-- BEGIN LISTING --

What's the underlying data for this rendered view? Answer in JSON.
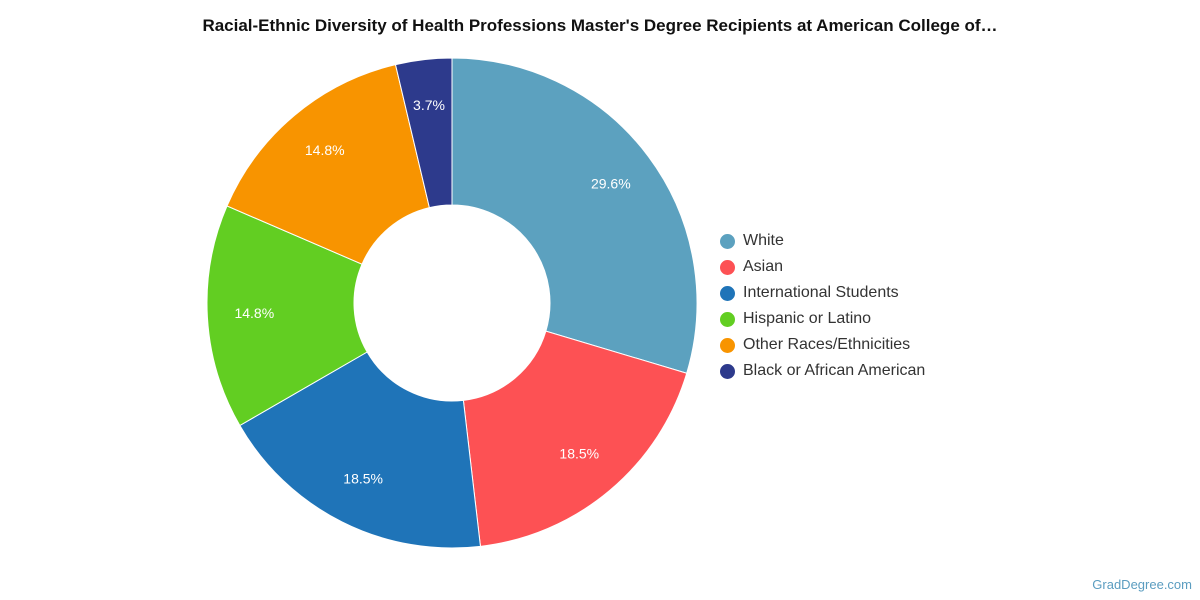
{
  "chart_data": {
    "type": "pie",
    "title": "Racial-Ethnic Diversity of Health Professions Master's Degree Recipients at American College of…",
    "donut": true,
    "legend_position": "right",
    "slices": [
      {
        "name": "White",
        "value": 29.6,
        "label": "29.6%",
        "color": "#5ca1bf"
      },
      {
        "name": "Asian",
        "value": 18.5,
        "label": "18.5%",
        "color": "#fd5154"
      },
      {
        "name": "International Students",
        "value": 18.5,
        "label": "18.5%",
        "color": "#1f74b8"
      },
      {
        "name": "Hispanic or Latino",
        "value": 14.8,
        "label": "14.8%",
        "color": "#62ce22"
      },
      {
        "name": "Other Races/Ethnicities",
        "value": 14.8,
        "label": "14.8%",
        "color": "#f89400"
      },
      {
        "name": "Black or African American",
        "value": 3.7,
        "label": "3.7%",
        "color": "#2d3a8c"
      }
    ]
  },
  "watermark": "GradDegree.com"
}
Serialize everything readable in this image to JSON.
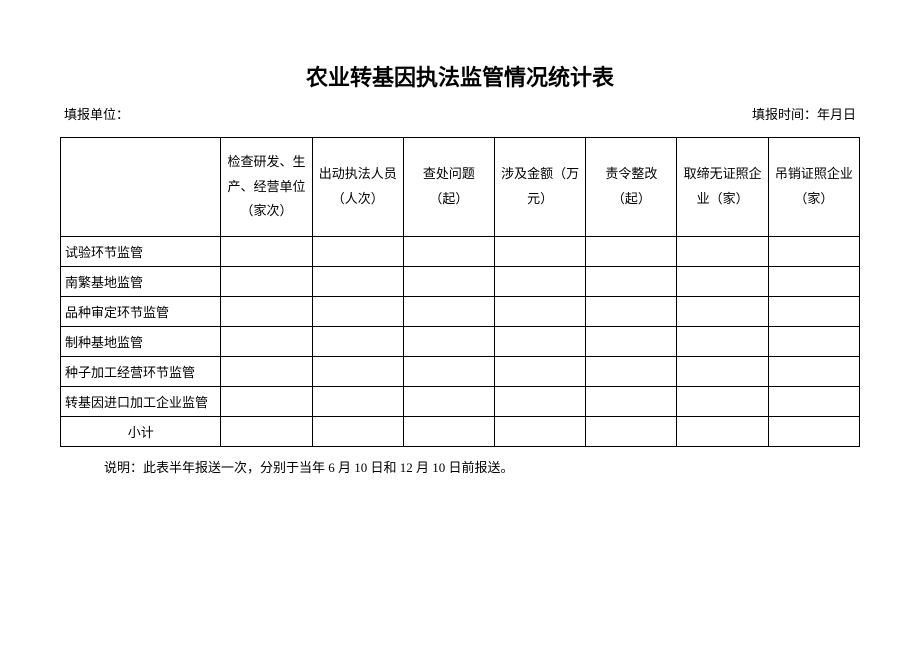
{
  "title": "农业转基因执法监管情况统计表",
  "meta": {
    "unit_label": "填报单位：",
    "time_label": "填报时间：年月日"
  },
  "columns": {
    "c0": "",
    "c1": "检查研发、生产、经营单位（家次）",
    "c2": "出动执法人员（人次）",
    "c3": "查处问题（起）",
    "c4": "涉及金额（万元）",
    "c5": "责令整改（起）",
    "c6": "取缔无证照企业（家）",
    "c7": "吊销证照企业（家）"
  },
  "rows": {
    "r0": {
      "label": "试验环节监管"
    },
    "r1": {
      "label": "南繁基地监管"
    },
    "r2": {
      "label": "品种审定环节监管"
    },
    "r3": {
      "label": "制种基地监管"
    },
    "r4": {
      "label": "种子加工经营环节监管"
    },
    "r5": {
      "label": "转基因进口加工企业监管"
    },
    "r6": {
      "label": "小计"
    }
  },
  "note": "说明：此表半年报送一次，分别于当年 6 月 10 日和 12 月 10 日前报送。"
}
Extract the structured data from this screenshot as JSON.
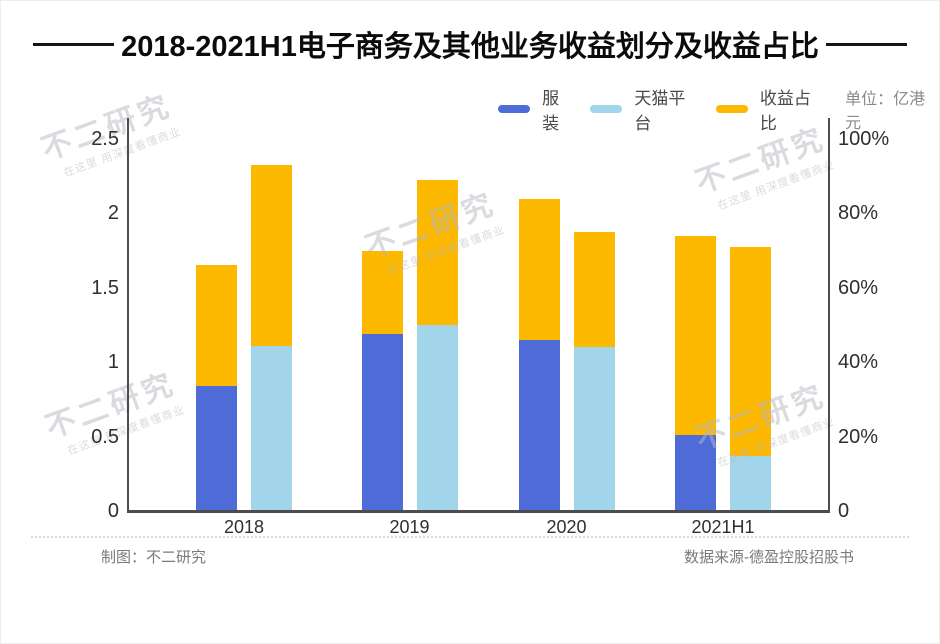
{
  "title": "2018-2021H1电子商务及其他业务收益划分及收益占比",
  "legend": {
    "items": [
      {
        "label": "服装",
        "color": "#4f6bd8"
      },
      {
        "label": "天猫平台",
        "color": "#a3d5ea"
      },
      {
        "label": "收益占比",
        "color": "#fcb900"
      }
    ],
    "unit_note": "单位：亿港元"
  },
  "watermark": {
    "text": "不二研究",
    "subtext": "在这里 用深度看懂商业"
  },
  "footer": {
    "left": "制图：不二研究",
    "right": "数据来源-德盈控股招股书"
  },
  "chart_data": {
    "type": "bar",
    "title": "2018-2021H1电子商务及其他业务收益划分及收益占比",
    "categories": [
      "2018",
      "2019",
      "2020",
      "2021H1"
    ],
    "left_axis": {
      "unit": "亿港元",
      "ticks": [
        "0",
        "0.5",
        "1",
        "1.5",
        "2",
        "2.5"
      ],
      "values": [
        0,
        0.5,
        1,
        1.5,
        2,
        2.5
      ],
      "max": 2.5
    },
    "right_axis": {
      "unit": "%",
      "ticks": [
        "0",
        "20%",
        "40%",
        "60%",
        "80%",
        "100%"
      ],
      "values": [
        0,
        20,
        40,
        60,
        80,
        100
      ],
      "max": 100
    },
    "series": [
      {
        "name": "服装",
        "axis": "left",
        "unit": "亿港元",
        "color": "#4f6bd8",
        "values": [
          0.84,
          1.19,
          1.15,
          0.51
        ]
      },
      {
        "name": "天猫平台",
        "axis": "left",
        "unit": "亿港元",
        "color": "#a3d5ea",
        "values": [
          1.11,
          1.25,
          1.1,
          0.37
        ]
      },
      {
        "name": "收益占比",
        "axis": "right",
        "unit": "%",
        "color": "#fcb900",
        "bar_top_over_fuzhuang_pct": [
          66,
          70,
          84,
          74
        ],
        "bar_top_over_tmall_pct": [
          93,
          89,
          75,
          71
        ]
      }
    ],
    "legend_position": "top-right",
    "grid": false
  }
}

-- END LISTING --

_DIRECTIONS_. Only the number is wanted: how many lines in the data include the string "watermark"?

_PROBLEM SOLUTION_. 2